**What to produce**
What number of lines hold the word "quality"? State that number and nothing besides.

**Provided data**

..........

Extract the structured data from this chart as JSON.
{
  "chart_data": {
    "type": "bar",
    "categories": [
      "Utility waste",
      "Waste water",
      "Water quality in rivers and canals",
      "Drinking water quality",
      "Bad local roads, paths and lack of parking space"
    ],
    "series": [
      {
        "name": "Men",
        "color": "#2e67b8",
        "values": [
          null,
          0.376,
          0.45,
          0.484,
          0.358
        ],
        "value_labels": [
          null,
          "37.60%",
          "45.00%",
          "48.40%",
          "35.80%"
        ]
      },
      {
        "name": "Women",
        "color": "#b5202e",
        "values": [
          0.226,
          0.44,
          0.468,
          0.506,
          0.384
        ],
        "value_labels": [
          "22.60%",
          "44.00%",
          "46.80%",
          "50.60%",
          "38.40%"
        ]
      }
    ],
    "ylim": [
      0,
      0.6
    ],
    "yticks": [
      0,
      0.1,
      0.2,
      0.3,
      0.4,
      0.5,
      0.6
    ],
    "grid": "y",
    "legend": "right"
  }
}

..........

**Response**
2